Do this ▸ Return all lines with the word "platformalar" in them.

Stored rows ▸
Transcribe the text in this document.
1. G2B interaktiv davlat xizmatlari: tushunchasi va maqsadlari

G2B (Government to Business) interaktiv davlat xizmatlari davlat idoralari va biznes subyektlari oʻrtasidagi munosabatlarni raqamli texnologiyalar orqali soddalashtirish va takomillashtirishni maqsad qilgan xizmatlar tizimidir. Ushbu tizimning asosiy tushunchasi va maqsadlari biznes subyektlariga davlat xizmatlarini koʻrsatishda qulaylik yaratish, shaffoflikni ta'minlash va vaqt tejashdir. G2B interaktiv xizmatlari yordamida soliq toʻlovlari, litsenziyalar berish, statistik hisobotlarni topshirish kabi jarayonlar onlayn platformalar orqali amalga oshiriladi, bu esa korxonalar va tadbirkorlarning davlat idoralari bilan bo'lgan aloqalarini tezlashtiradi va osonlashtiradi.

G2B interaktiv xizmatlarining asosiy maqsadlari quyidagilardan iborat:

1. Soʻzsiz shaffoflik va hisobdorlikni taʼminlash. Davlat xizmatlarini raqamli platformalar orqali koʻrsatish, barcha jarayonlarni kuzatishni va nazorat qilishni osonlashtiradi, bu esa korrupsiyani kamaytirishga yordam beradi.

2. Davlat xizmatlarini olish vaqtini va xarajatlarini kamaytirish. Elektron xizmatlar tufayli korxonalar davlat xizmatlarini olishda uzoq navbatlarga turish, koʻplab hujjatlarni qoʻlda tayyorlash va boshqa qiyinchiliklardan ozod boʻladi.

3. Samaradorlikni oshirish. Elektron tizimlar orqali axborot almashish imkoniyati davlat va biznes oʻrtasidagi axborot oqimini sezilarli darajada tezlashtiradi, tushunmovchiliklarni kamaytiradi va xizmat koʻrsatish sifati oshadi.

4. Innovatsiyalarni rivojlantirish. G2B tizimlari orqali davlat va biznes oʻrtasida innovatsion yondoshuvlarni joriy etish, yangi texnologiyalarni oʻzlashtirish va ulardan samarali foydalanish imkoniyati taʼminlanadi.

Solved exercise ▸
G2B (Government to Business) interaktiv davlat xizmatlari davlat idoralari va biznes subyektlari oʻrtasidagi munosabatlarni raqamli texnologiyalar orqali soddalashtirish va takomillashtirishni maqsad qilgan xizmatlar tizimidir. Ushbu tizimning asosiy tushunchasi va maqsadlari biznes subyektlariga davlat xizmatlarini koʻrsatishda qulaylik yaratish, shaffoflikni ta'minlash va vaqt tejashdir. G2B interaktiv xizmatlari yordamida soliq toʻlovlari, litsenziyalar berish, statistik hisobotlarni topshirish kabi jarayonlar onlayn platformalar orqali amalga oshiriladi, bu esa korxonalar va tadbirkorlarning davlat idoralari bilan bo'lgan aloqalarini tezlashtiradi va osonlashtiradi.
1. Soʻzsiz shaffoflik va hisobdorlikni taʼminlash. Davlat xizmatlarini raqamli platformalar orqali koʻrsatish, barcha jarayonlarni kuzatishni va nazorat qilishni osonlashtiradi, bu esa korrupsiyani kamaytirishga yordam beradi.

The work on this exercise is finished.